------ Excerpted records ------
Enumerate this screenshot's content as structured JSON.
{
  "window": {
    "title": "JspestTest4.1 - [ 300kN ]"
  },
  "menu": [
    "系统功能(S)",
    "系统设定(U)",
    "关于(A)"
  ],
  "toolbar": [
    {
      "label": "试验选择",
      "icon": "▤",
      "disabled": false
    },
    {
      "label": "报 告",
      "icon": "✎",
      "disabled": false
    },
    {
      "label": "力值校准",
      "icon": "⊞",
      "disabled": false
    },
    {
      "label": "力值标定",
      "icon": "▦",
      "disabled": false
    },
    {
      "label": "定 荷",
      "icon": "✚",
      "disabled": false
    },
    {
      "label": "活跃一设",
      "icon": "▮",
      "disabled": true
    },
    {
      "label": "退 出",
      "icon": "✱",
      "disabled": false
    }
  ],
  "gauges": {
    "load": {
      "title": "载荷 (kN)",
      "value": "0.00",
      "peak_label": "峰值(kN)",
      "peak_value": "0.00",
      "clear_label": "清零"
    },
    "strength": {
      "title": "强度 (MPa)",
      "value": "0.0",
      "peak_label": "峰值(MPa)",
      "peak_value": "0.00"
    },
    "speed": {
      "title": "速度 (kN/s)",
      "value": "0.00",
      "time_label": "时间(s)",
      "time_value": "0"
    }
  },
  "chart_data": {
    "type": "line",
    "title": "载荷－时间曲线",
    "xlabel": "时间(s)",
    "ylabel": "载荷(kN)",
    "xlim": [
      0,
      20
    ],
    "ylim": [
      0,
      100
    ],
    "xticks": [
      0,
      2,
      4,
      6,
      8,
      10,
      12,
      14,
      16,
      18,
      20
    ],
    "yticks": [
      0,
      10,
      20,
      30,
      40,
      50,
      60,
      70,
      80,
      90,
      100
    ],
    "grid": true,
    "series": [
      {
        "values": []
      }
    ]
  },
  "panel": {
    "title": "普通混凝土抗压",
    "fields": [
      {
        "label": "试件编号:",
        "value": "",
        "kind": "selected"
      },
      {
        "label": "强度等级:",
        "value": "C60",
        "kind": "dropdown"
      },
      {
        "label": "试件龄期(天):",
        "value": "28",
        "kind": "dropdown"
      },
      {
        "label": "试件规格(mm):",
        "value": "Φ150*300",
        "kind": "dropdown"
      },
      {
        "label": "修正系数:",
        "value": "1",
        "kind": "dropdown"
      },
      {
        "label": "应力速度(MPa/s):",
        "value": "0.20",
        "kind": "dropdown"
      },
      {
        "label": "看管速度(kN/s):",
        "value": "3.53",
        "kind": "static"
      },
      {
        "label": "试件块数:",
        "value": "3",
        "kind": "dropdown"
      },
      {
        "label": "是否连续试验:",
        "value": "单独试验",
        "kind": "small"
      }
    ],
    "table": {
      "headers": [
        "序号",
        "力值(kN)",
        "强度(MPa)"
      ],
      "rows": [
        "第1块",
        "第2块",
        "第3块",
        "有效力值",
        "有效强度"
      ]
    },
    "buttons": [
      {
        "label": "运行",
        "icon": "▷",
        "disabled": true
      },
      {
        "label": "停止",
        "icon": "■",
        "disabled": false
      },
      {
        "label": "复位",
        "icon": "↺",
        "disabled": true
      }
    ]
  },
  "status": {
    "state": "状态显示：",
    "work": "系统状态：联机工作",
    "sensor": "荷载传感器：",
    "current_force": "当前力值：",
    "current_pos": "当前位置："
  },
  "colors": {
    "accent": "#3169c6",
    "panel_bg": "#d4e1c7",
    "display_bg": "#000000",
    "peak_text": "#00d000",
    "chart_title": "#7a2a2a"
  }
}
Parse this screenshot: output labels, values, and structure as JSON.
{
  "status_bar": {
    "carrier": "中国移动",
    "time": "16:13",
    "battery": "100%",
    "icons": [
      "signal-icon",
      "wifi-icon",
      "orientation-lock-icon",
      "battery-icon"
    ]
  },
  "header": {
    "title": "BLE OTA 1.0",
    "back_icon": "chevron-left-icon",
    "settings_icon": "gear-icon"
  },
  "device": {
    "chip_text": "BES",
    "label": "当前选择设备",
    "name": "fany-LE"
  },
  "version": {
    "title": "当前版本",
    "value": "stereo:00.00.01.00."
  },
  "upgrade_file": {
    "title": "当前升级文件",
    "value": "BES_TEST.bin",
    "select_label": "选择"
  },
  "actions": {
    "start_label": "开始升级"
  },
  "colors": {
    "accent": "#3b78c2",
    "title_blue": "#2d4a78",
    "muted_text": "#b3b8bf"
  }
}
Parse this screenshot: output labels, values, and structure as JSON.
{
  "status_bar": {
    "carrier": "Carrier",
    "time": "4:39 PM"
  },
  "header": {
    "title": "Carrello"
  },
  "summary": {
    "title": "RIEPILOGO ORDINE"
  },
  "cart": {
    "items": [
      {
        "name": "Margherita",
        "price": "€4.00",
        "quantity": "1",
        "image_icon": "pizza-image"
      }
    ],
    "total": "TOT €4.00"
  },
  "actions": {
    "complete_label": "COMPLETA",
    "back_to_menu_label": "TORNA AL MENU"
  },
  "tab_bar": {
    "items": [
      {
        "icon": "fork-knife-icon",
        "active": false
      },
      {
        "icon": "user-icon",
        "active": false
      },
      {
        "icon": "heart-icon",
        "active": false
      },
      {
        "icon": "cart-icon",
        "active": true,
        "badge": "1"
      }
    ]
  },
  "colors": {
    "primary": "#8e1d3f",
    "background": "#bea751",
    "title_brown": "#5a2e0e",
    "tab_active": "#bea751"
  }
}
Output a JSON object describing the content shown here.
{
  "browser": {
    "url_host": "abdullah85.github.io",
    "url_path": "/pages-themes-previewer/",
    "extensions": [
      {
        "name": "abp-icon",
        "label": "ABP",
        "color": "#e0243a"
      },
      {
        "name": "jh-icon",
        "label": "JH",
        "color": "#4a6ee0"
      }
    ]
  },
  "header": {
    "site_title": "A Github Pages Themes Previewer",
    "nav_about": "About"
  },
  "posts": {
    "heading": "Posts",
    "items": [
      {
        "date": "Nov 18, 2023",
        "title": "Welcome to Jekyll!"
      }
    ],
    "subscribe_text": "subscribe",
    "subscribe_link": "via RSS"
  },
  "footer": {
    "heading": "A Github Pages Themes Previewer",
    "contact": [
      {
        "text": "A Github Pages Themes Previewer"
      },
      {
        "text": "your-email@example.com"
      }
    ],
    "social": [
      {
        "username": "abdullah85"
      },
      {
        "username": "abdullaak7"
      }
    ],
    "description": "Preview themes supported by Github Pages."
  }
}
------
◆ **Brief**: From the first line to the last, please quote the material above exactly.

◆ **Full answer**:
Enumerate this screenshot's content as structured JSON.
{
  "window": {
    "title": "JspestTest4.1 - [ 300kN ]"
  },
  "menu": [
    "系统功能(S)",
    "系统设定(U)",
    "关于(A)"
  ],
  "toolbar": [
    {
      "label": "试验选择",
      "icon": "▤",
      "disabled": false
    },
    {
      "label": "报 告",
      "icon": "✎",
      "disabled": false
    },
    {
      "label": "力值校准",
      "icon": "⊞",
      "disabled": false
    },
    {
      "label": "力值标定",
      "icon": "▦",
      "disabled": false
    },
    {
      "label": "定 荷",
      "icon": "✚",
      "disabled": false
    },
    {
      "label": "活跃一设",
      "icon": "▮",
      "disabled": true
    },
    {
      "label": "退 出",
      "icon": "✱",
      "disabled": false
    }
  ],
  "gauges": {
    "load": {
      "title": "载荷 (kN)",
      "value": "0.00",
      "peak_label": "峰值(kN)",
      "peak_value": "0.00",
      "clear_label": "清零"
    },
    "strength": {
      "title": "强度 (MPa)",
      "value": "0.0",
      "peak_label": "峰值(MPa)",
      "peak_value": "0.00"
    },
    "speed": {
      "title": "速度 (kN/s)",
      "value": "0.00",
      "time_label": "时间(s)",
      "time_value": "0"
    }
  },
  "chart_data": {
    "type": "line",
    "title": "载荷－时间曲线",
    "xlabel": "时间(s)",
    "ylabel": "载荷(kN)",
    "xlim": [
      0,
      20
    ],
    "ylim": [
      0,
      100
    ],
    "xticks": [
      0,
      2,
      4,
      6,
      8,
      10,
      12,
      14,
      16,
      18,
      20
    ],
    "yticks": [
      0,
      10,
      20,
      30,
      40,
      50,
      60,
      70,
      80,
      90,
      100
    ],
    "grid": true,
    "series": [
      {
        "values": []
      }
    ]
  },
  "panel": {
    "title": "普通混凝土抗压",
    "fields": [
      {
        "label": "试件编号:",
        "value": "",
        "kind": "selected"
      },
      {
        "label": "强度等级:",
        "value": "C60",
        "kind": "dropdown"
      },
      {
        "label": "试件龄期(天):",
        "value": "28",
        "kind": "dropdown"
      },
      {
        "label": "试件规格(mm):",
        "value": "Φ150*300",
        "kind": "dropdown"
      },
      {
        "label": "修正系数:",
        "value": "1",
        "kind": "dropdown"
      },
      {
        "label": "应力速度(MPa/s):",
        "value": "0.20",
        "kind": "dropdown"
      },
      {
        "label": "看管速度(kN/s):",
        "value": "3.53",
        "kind": "static"
      },
      {
        "label": "试件块数:",
        "value": "3",
        "kind": "dropdown"
      },
      {
        "label": "是否连续试验:",
        "value": "单独试验",
        "kind": "small"
      }
    ],
    "table": {
      "headers": [
        "序号",
        "力值(kN)",
        "强度(MPa)"
      ],
      "rows": [
        "第1块",
        "第2块",
        "第3块",
        "有效力值",
        "有效强度"
      ]
    },
    "buttons": [
      {
        "label": "运行",
        "icon": "▷",
        "disabled": true
      },
      {
        "label": "停止",
        "icon": "■",
        "disabled": false
      },
      {
        "label": "复位",
        "icon": "↺",
        "disabled": true
      }
    ]
  },
  "status": {
    "state": "状态显示：",
    "work": "系统状态：联机工作",
    "sensor": "荷载传感器：",
    "current_force": "当前力值：",
    "current_pos": "当前位置："
  },
  "colors": {
    "accent": "#3169c6",
    "panel_bg": "#d4e1c7",
    "display_bg": "#000000",
    "peak_text": "#00d000",
    "chart_title": "#7a2a2a"
  }
}
Parse this screenshot: output labels, values, and structure as JSON.
{
  "status_bar": {
    "carrier": "中国移动",
    "time": "16:13",
    "battery": "100%",
    "icons": [
      "signal-icon",
      "wifi-icon",
      "orientation-lock-icon",
      "battery-icon"
    ]
  },
  "header": {
    "title": "BLE OTA 1.0",
    "back_icon": "chevron-left-icon",
    "settings_icon": "gear-icon"
  },
  "device": {
    "chip_text": "BES",
    "label": "当前选择设备",
    "name": "fany-LE"
  },
  "version": {
    "title": "当前版本",
    "value": "stereo:00.00.01.00."
  },
  "upgrade_file": {
    "title": "当前升级文件",
    "value": "BES_TEST.bin",
    "select_label": "选择"
  },
  "actions": {
    "start_label": "开始升级"
  },
  "colors": {
    "accent": "#3b78c2",
    "title_blue": "#2d4a78",
    "muted_text": "#b3b8bf"
  }
}
Parse this screenshot: output labels, values, and structure as JSON.
{
  "status_bar": {
    "carrier": "Carrier",
    "time": "4:39 PM"
  },
  "header": {
    "title": "Carrello"
  },
  "summary": {
    "title": "RIEPILOGO ORDINE"
  },
  "cart": {
    "items": [
      {
        "name": "Margherita",
        "price": "€4.00",
        "quantity": "1",
        "image_icon": "pizza-image"
      }
    ],
    "total": "TOT €4.00"
  },
  "actions": {
    "complete_label": "COMPLETA",
    "back_to_menu_label": "TORNA AL MENU"
  },
  "tab_bar": {
    "items": [
      {
        "icon": "fork-knife-icon",
        "active": false
      },
      {
        "icon": "user-icon",
        "active": false
      },
      {
        "icon": "heart-icon",
        "active": false
      },
      {
        "icon": "cart-icon",
        "active": true,
        "badge": "1"
      }
    ]
  },
  "colors": {
    "primary": "#8e1d3f",
    "background": "#bea751",
    "title_brown": "#5a2e0e",
    "tab_active": "#bea751"
  }
}
Output a JSON object describing the content shown here.
{
  "browser": {
    "url_host": "abdullah85.github.io",
    "url_path": "/pages-themes-previewer/",
    "extensions": [
      {
        "name": "abp-icon",
        "label": "ABP",
        "color": "#e0243a"
      },
      {
        "name": "jh-icon",
        "label": "JH",
        "color": "#4a6ee0"
      }
    ]
  },
  "header": {
    "site_title": "A Github Pages Themes Previewer",
    "nav_about": "About"
  },
  "posts": {
    "heading": "Posts",
    "items": [
      {
        "date": "Nov 18, 2023",
        "title": "Welcome to Jekyll!"
      }
    ],
    "subscribe_text": "subscribe",
    "subscribe_link": "via RSS"
  },
  "footer": {
    "heading": "A Github Pages Themes Previewer",
    "contact": [
      {
        "text": "A Github Pages Themes Previewer"
      },
      {
        "text": "your-email@example.com"
      }
    ],
    "social": [
      {
        "username": "abdullah85"
      },
      {
        "username": "abdullaak7"
      }
    ],
    "description": "Preview themes supported by Github Pages."
  }
}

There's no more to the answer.